— Items from a dataset —
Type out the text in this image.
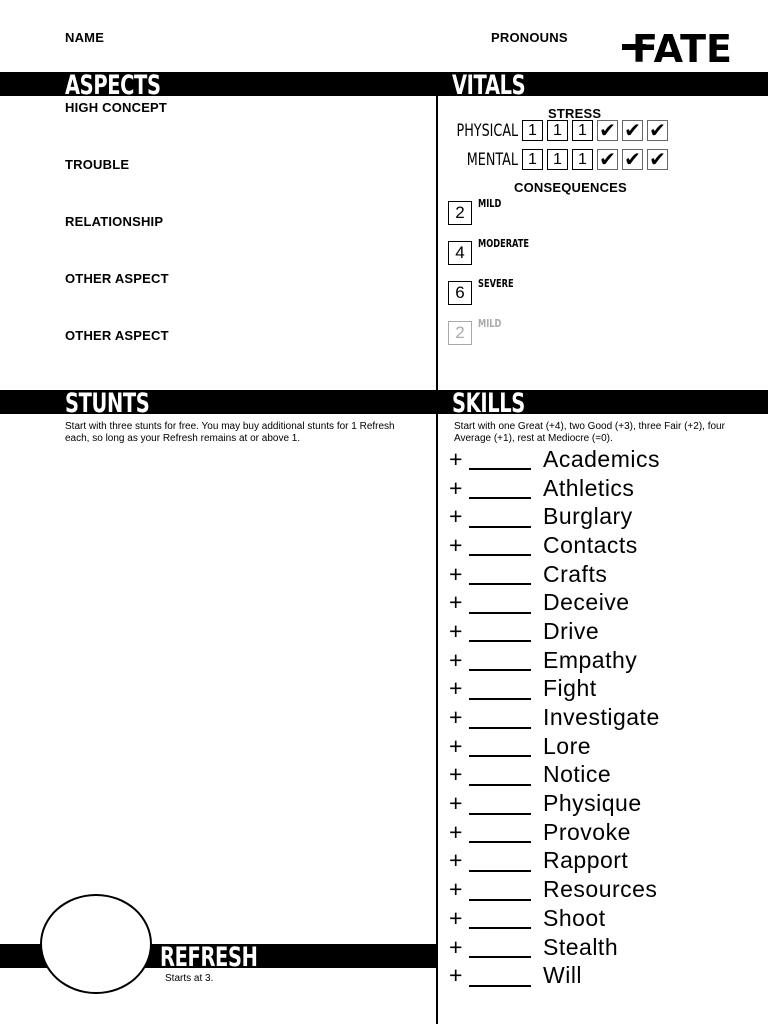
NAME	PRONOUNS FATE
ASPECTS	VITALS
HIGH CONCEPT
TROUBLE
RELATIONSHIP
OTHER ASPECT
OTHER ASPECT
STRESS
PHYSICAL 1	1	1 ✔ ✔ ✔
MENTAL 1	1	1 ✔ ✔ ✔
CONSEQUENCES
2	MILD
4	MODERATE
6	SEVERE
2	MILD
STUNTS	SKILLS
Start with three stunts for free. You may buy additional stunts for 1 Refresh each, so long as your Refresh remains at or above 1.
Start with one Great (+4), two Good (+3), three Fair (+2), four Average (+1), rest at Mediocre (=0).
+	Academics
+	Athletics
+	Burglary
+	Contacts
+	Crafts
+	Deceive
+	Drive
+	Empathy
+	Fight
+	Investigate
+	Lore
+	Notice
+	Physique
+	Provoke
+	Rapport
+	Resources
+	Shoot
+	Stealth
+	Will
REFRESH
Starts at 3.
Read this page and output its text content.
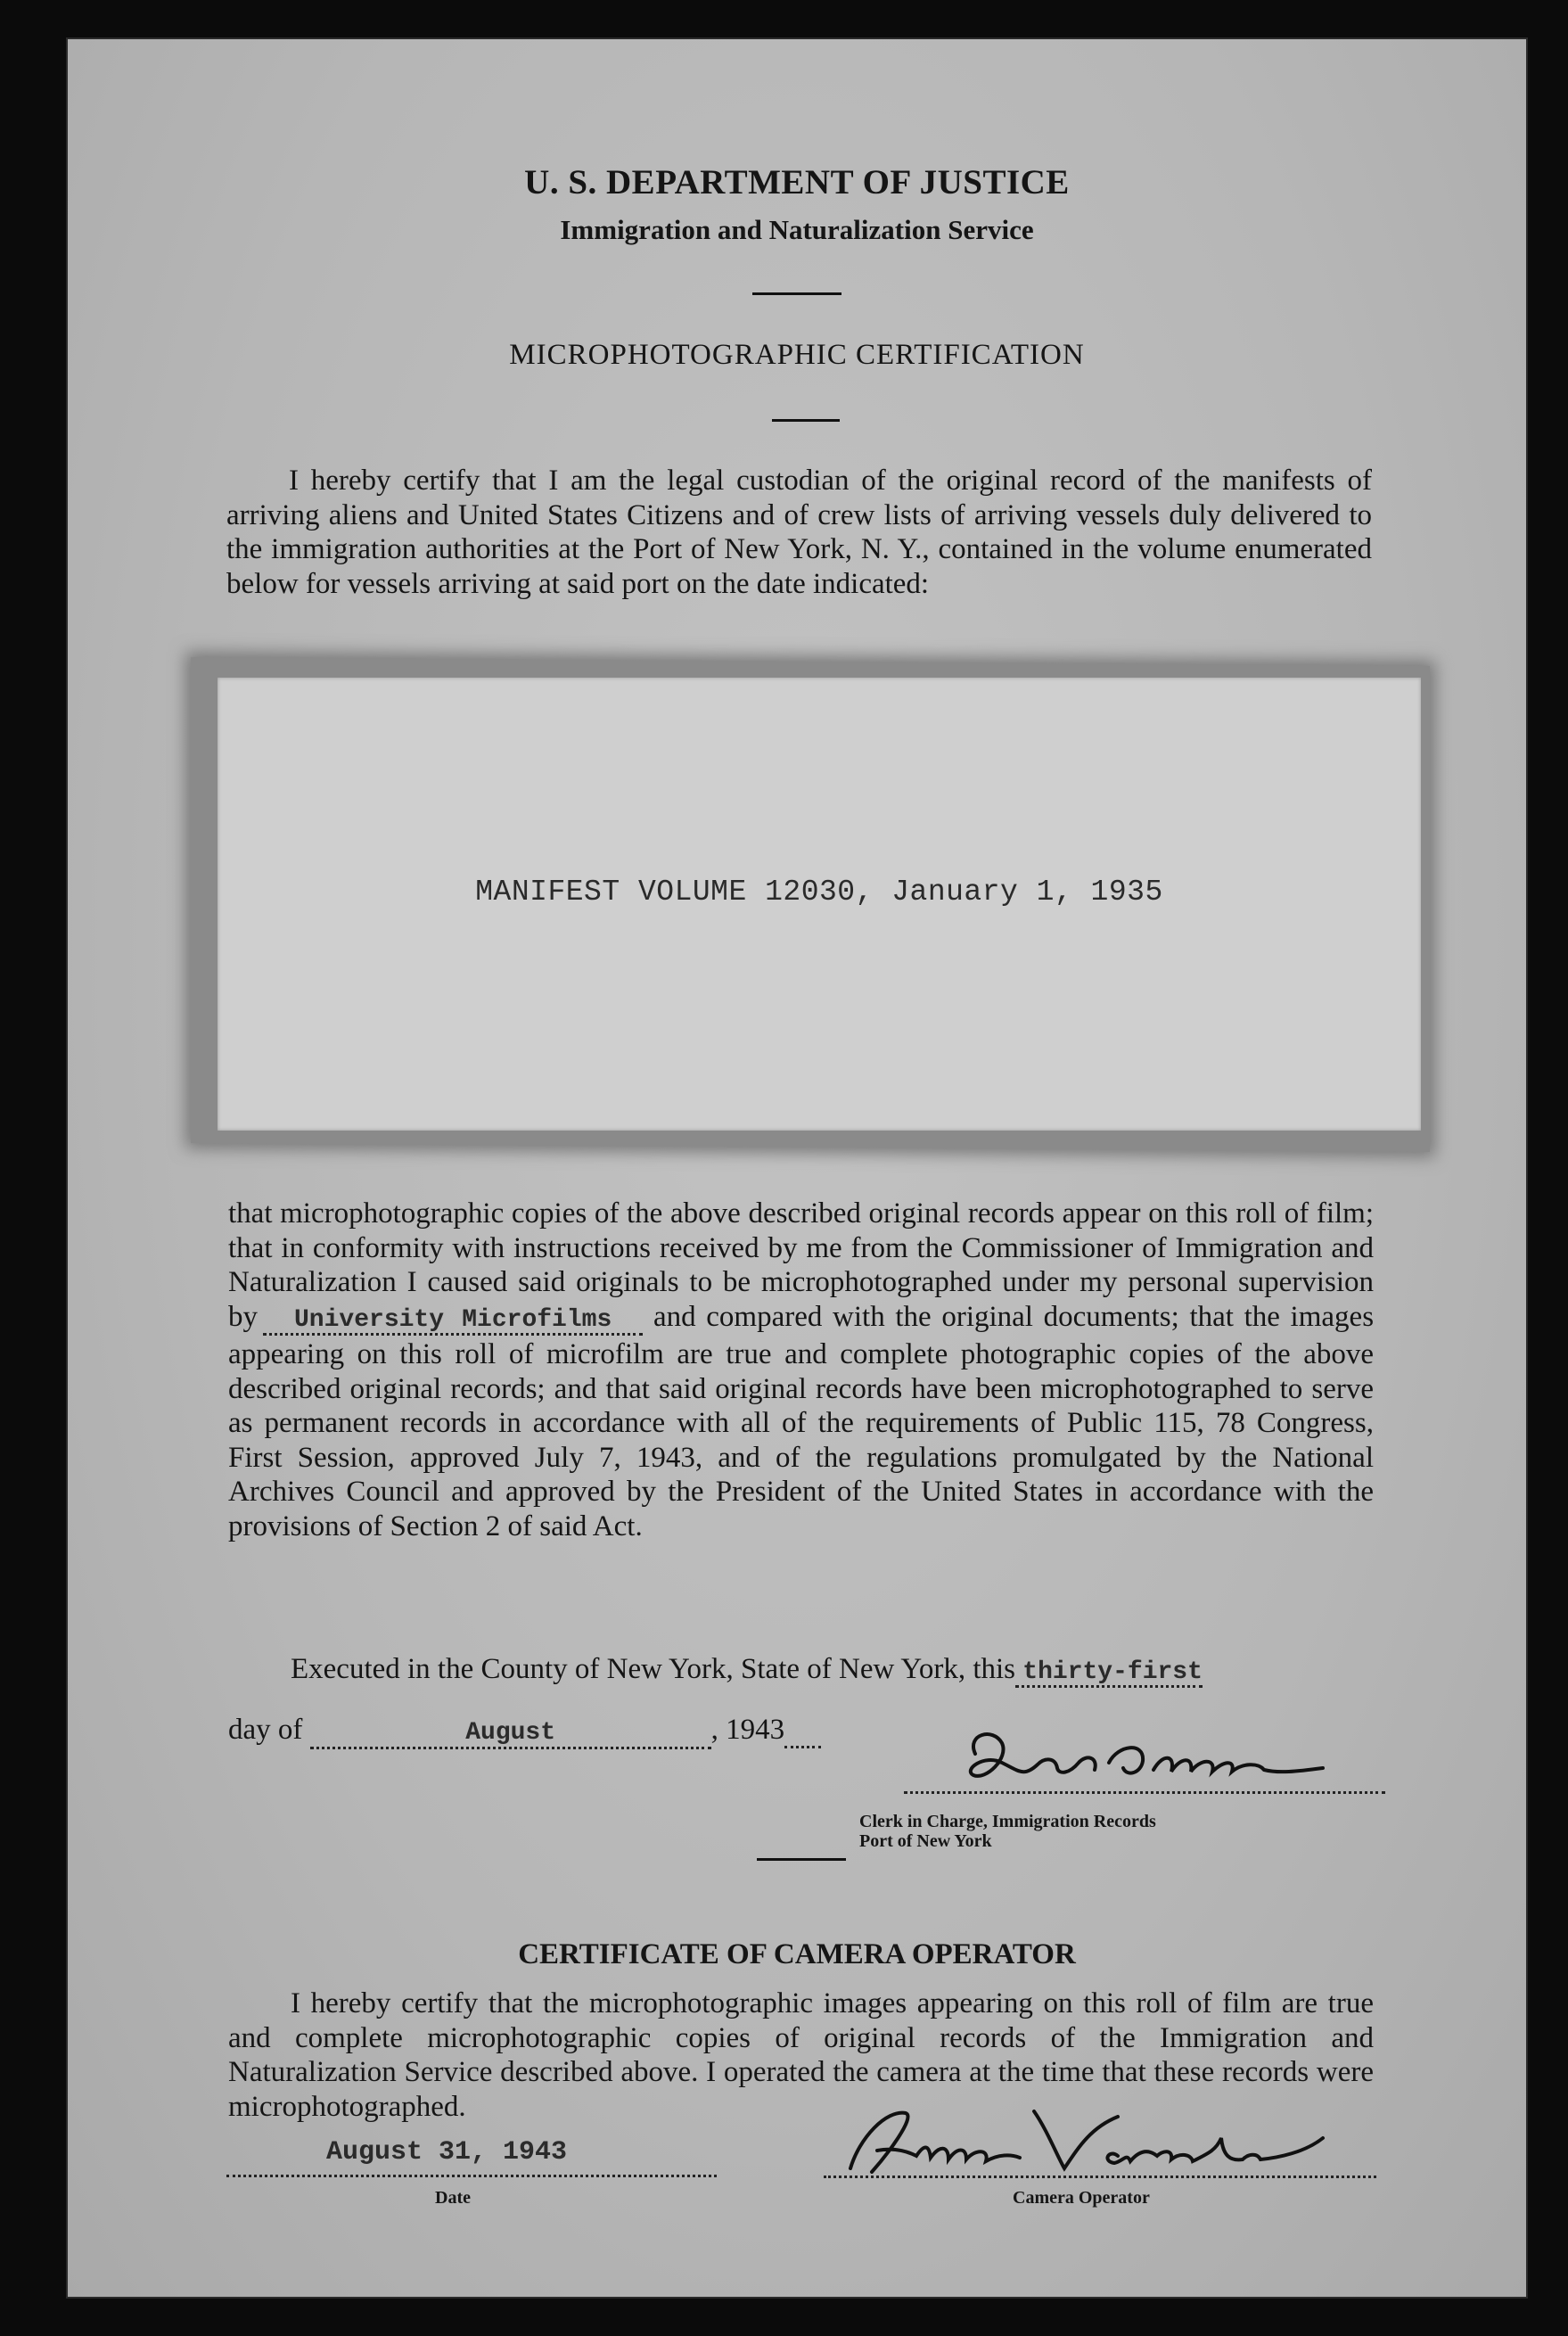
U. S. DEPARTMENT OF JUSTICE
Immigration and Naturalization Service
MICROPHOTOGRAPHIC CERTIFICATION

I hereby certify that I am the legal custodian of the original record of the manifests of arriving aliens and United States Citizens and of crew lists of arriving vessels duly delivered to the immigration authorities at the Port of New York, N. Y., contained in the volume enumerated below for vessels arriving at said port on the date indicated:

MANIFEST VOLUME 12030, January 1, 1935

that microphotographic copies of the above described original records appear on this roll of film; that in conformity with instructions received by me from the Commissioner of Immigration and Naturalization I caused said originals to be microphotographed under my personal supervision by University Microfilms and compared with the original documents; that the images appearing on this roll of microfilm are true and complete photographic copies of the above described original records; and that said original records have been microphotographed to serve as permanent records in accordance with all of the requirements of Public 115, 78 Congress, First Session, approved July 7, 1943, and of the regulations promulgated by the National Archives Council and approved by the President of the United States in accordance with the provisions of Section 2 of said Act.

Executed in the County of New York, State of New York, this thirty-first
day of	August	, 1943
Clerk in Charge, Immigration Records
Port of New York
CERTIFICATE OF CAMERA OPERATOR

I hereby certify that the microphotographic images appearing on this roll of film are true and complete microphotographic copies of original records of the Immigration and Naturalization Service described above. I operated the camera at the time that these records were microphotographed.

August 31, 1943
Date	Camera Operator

— Required work —
Retype the entries word for word. Omit any images.

— Solution —
Type out the text in this image.
NAME	PRONOUNS FATE
ASPECTS	VITALS
HIGH CONCEPT
TROUBLE
RELATIONSHIP
OTHER ASPECT
OTHER ASPECT
STRESS
PHYSICAL 1	1	1 ✔ ✔ ✔
MENTAL 1	1	1 ✔ ✔ ✔
CONSEQUENCES
2	MILD
4	MODERATE
6	SEVERE
2	MILD
STUNTS	SKILLS
Start with three stunts for free. You may buy additional stunts for 1 Refresh each, so long as your Refresh remains at or above 1.
Start with one Great (+4), two Good (+3), three Fair (+2), four Average (+1), rest at Mediocre (=0).
+	Academics
+	Athletics
+	Burglary
+	Contacts
+	Crafts
+	Deceive
+	Drive
+	Empathy
+	Fight
+	Investigate
+	Lore
+	Notice
+	Physique
+	Provoke
+	Rapport
+	Resources
+	Shoot
+	Stealth
+	Will
REFRESH
Starts at 3.
Read this page and output its text content.
U. S. DEPARTMENT OF JUSTICE
Immigration and Naturalization Service
MICROPHOTOGRAPHIC CERTIFICATION

I hereby certify that I am the legal custodian of the original record of the manifests of arriving aliens and United States Citizens and of crew lists of arriving vessels duly delivered to the immigration authorities at the Port of New York, N. Y., contained in the volume enumerated below for vessels arriving at said port on the date indicated:

MANIFEST VOLUME 12030, January 1, 1935

that microphotographic copies of the above described original records appear on this roll of film; that in conformity with instructions received by me from the Commissioner of Immigration and Naturalization I caused said originals to be microphotographed under my personal supervision by University Microfilms and compared with the original documents; that the images appearing on this roll of microfilm are true and complete photographic copies of the above described original records; and that said original records have been microphotographed to serve as permanent records in accordance with all of the requirements of Public 115, 78 Congress, First Session, approved July 7, 1943, and of the regulations promulgated by the National Archives Council and approved by the President of the United States in accordance with the provisions of Section 2 of said Act.

Executed in the County of New York, State of New York, this thirty-first
day of	August	, 1943
Clerk in Charge, Immigration Records
Port of New York
CERTIFICATE OF CAMERA OPERATOR

I hereby certify that the microphotographic images appearing on this roll of film are true and complete microphotographic copies of original records of the Immigration and Naturalization Service described above. I operated the camera at the time that these records were microphotographed.

August 31, 1943
Date	Camera Operator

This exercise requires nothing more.